▸ **Collected data entries**:
+ + + +

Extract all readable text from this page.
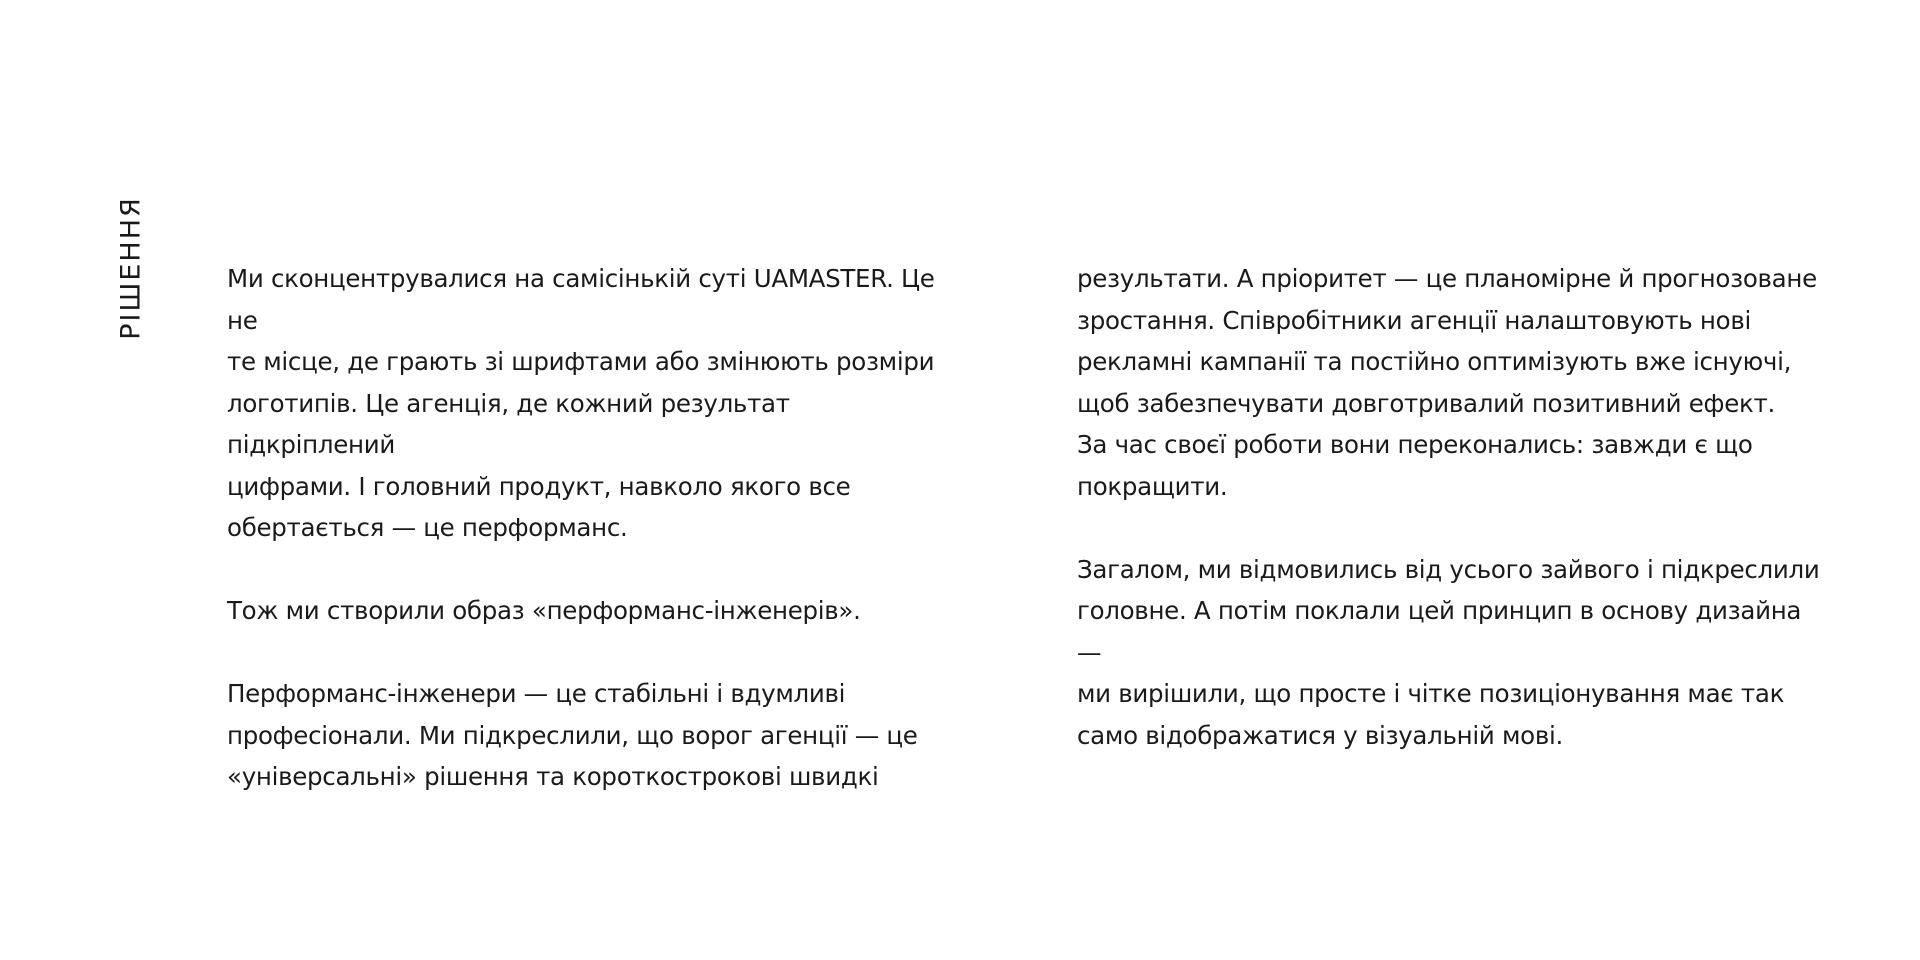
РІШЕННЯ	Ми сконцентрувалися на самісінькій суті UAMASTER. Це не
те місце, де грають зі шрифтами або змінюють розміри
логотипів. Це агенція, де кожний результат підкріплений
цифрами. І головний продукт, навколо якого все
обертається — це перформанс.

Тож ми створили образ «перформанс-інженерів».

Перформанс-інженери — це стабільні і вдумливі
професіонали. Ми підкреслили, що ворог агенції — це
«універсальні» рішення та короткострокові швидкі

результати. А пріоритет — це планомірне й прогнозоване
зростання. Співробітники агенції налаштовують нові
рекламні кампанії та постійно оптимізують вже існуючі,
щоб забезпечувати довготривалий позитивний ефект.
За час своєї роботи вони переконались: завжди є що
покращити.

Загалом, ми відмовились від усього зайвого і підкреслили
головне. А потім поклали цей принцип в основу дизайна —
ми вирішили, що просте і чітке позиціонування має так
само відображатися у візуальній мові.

+ + + +

▸ **TASK BRIEF**: Print the listing above in full, exactly as written. Omit any pictures.

▸ **EXERCISE RESPONSE**:
Extract all readable text from this page.
РІШЕННЯ	Ми сконцентрувалися на самісінькій суті UAMASTER. Це не
те місце, де грають зі шрифтами або змінюють розміри
логотипів. Це агенція, де кожний результат підкріплений
цифрами. І головний продукт, навколо якого все
обертається — це перформанс.

Тож ми створили образ «перформанс-інженерів».

Перформанс-інженери — це стабільні і вдумливі
професіонали. Ми підкреслили, що ворог агенції — це
«універсальні» рішення та короткострокові швидкі

результати. А пріоритет — це планомірне й прогнозоване
зростання. Співробітники агенції налаштовують нові
рекламні кампанії та постійно оптимізують вже існуючі,
щоб забезпечувати довготривалий позитивний ефект.
За час своєї роботи вони переконались: завжди є що
покращити.

Загалом, ми відмовились від усього зайвого і підкреслили
головне. А потім поклали цей принцип в основу дизайна —
ми вирішили, що просте і чітке позиціонування має так
само відображатися у візуальній мові.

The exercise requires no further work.